Records:
— Begin —
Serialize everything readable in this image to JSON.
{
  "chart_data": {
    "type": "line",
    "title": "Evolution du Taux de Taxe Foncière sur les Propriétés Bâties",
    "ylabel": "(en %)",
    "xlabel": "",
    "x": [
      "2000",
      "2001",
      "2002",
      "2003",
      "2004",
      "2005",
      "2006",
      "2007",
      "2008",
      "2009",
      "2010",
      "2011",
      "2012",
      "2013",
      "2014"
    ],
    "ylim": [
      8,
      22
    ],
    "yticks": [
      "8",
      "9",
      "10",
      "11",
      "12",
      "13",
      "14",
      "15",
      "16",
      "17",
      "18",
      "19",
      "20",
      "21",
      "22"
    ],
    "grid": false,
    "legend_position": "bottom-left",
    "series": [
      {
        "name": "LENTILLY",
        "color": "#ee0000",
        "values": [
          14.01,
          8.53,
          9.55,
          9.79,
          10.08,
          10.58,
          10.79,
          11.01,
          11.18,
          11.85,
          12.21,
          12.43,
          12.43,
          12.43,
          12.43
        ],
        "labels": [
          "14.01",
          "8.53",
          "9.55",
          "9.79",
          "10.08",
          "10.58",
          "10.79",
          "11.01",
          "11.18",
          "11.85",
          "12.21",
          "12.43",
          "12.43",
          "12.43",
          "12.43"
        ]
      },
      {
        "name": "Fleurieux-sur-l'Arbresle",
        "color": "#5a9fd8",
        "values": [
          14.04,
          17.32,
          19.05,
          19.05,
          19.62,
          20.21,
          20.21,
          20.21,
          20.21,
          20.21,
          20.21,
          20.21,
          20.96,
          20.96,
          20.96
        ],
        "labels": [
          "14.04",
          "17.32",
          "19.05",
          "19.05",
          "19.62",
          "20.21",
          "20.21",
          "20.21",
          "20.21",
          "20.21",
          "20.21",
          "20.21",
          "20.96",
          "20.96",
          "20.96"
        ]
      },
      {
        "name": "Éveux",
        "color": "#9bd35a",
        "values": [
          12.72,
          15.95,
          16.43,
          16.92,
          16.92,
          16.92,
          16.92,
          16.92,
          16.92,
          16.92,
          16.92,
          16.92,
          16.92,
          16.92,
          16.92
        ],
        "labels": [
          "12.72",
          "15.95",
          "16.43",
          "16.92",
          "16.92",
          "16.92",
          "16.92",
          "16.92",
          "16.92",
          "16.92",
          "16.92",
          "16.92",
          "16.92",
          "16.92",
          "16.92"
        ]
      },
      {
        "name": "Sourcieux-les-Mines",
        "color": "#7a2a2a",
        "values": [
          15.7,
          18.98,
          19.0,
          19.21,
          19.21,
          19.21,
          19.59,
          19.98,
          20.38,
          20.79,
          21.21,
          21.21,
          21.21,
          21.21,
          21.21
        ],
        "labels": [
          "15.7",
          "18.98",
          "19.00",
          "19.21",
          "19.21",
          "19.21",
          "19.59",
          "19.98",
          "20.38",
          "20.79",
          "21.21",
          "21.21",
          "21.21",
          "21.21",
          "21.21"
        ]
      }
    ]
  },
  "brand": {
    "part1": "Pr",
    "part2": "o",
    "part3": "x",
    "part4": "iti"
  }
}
— End —
Task prompt:
Extract each line of the listing above, copying it word for word.

Task result:
Serialize everything readable in this image to JSON.
{
  "chart_data": {
    "type": "line",
    "title": "Evolution du Taux de Taxe Foncière sur les Propriétés Bâties",
    "ylabel": "(en %)",
    "xlabel": "",
    "x": [
      "2000",
      "2001",
      "2002",
      "2003",
      "2004",
      "2005",
      "2006",
      "2007",
      "2008",
      "2009",
      "2010",
      "2011",
      "2012",
      "2013",
      "2014"
    ],
    "ylim": [
      8,
      22
    ],
    "yticks": [
      "8",
      "9",
      "10",
      "11",
      "12",
      "13",
      "14",
      "15",
      "16",
      "17",
      "18",
      "19",
      "20",
      "21",
      "22"
    ],
    "grid": false,
    "legend_position": "bottom-left",
    "series": [
      {
        "name": "LENTILLY",
        "color": "#ee0000",
        "values": [
          14.01,
          8.53,
          9.55,
          9.79,
          10.08,
          10.58,
          10.79,
          11.01,
          11.18,
          11.85,
          12.21,
          12.43,
          12.43,
          12.43,
          12.43
        ],
        "labels": [
          "14.01",
          "8.53",
          "9.55",
          "9.79",
          "10.08",
          "10.58",
          "10.79",
          "11.01",
          "11.18",
          "11.85",
          "12.21",
          "12.43",
          "12.43",
          "12.43",
          "12.43"
        ]
      },
      {
        "name": "Fleurieux-sur-l'Arbresle",
        "color": "#5a9fd8",
        "values": [
          14.04,
          17.32,
          19.05,
          19.05,
          19.62,
          20.21,
          20.21,
          20.21,
          20.21,
          20.21,
          20.21,
          20.21,
          20.96,
          20.96,
          20.96
        ],
        "labels": [
          "14.04",
          "17.32",
          "19.05",
          "19.05",
          "19.62",
          "20.21",
          "20.21",
          "20.21",
          "20.21",
          "20.21",
          "20.21",
          "20.21",
          "20.96",
          "20.96",
          "20.96"
        ]
      },
      {
        "name": "Éveux",
        "color": "#9bd35a",
        "values": [
          12.72,
          15.95,
          16.43,
          16.92,
          16.92,
          16.92,
          16.92,
          16.92,
          16.92,
          16.92,
          16.92,
          16.92,
          16.92,
          16.92,
          16.92
        ],
        "labels": [
          "12.72",
          "15.95",
          "16.43",
          "16.92",
          "16.92",
          "16.92",
          "16.92",
          "16.92",
          "16.92",
          "16.92",
          "16.92",
          "16.92",
          "16.92",
          "16.92",
          "16.92"
        ]
      },
      {
        "name": "Sourcieux-les-Mines",
        "color": "#7a2a2a",
        "values": [
          15.7,
          18.98,
          19.0,
          19.21,
          19.21,
          19.21,
          19.59,
          19.98,
          20.38,
          20.79,
          21.21,
          21.21,
          21.21,
          21.21,
          21.21
        ],
        "labels": [
          "15.7",
          "18.98",
          "19.00",
          "19.21",
          "19.21",
          "19.21",
          "19.59",
          "19.98",
          "20.38",
          "20.79",
          "21.21",
          "21.21",
          "21.21",
          "21.21",
          "21.21"
        ]
      }
    ]
  },
  "brand": {
    "part1": "Pr",
    "part2": "o",
    "part3": "x",
    "part4": "iti"
  }
}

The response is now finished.